Do not include the pictures; repeat the rest of the data exactly.

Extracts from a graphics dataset
%%

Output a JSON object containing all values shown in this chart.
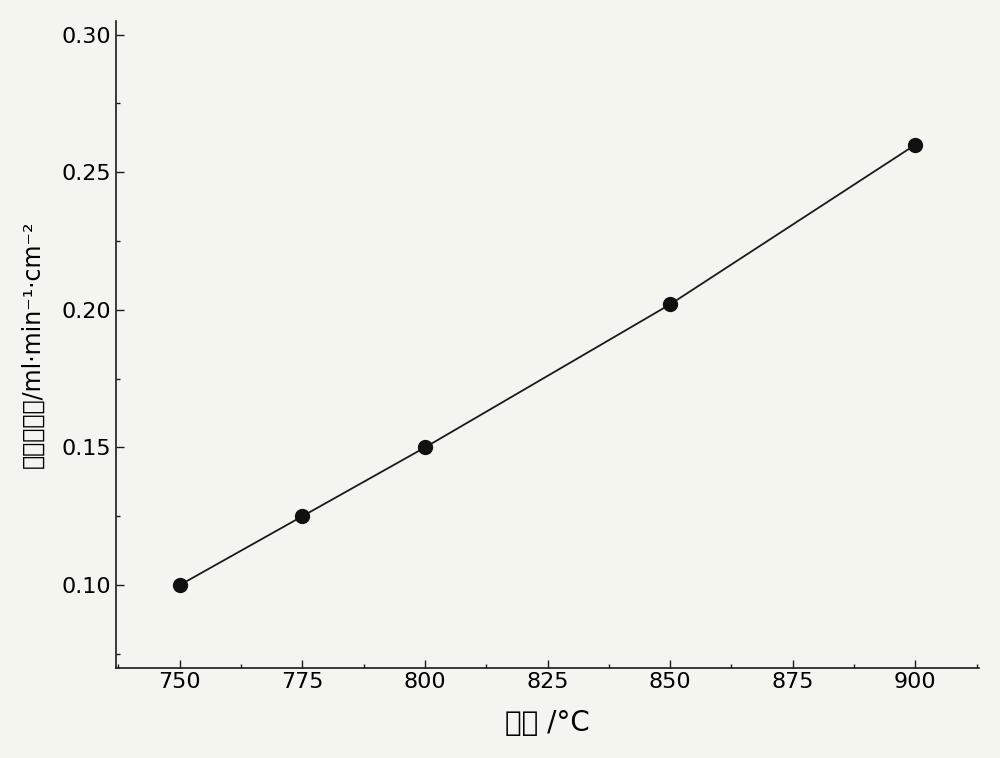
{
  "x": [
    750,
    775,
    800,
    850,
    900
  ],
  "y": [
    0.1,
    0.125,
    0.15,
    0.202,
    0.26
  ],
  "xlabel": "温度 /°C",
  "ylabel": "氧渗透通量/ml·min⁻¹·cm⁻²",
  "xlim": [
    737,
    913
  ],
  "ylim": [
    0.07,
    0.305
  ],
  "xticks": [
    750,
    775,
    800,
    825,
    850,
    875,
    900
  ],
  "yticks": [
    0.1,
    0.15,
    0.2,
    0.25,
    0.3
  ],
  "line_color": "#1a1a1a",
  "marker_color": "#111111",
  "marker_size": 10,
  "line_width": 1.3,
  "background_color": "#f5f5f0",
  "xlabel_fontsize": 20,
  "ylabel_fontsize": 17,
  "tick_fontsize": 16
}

%%

▶ _Solved exercise_
Output a JSON object containing all values shown in this chart.
{
  "x": [
    750,
    775,
    800,
    850,
    900
  ],
  "y": [
    0.1,
    0.125,
    0.15,
    0.202,
    0.26
  ],
  "xlabel": "温度 /°C",
  "ylabel": "氧渗透通量/ml·min⁻¹·cm⁻²",
  "xlim": [
    737,
    913
  ],
  "ylim": [
    0.07,
    0.305
  ],
  "xticks": [
    750,
    775,
    800,
    825,
    850,
    875,
    900
  ],
  "yticks": [
    0.1,
    0.15,
    0.2,
    0.25,
    0.3
  ],
  "line_color": "#1a1a1a",
  "marker_color": "#111111",
  "marker_size": 10,
  "line_width": 1.3,
  "background_color": "#f5f5f0",
  "xlabel_fontsize": 20,
  "ylabel_fontsize": 17,
  "tick_fontsize": 16
}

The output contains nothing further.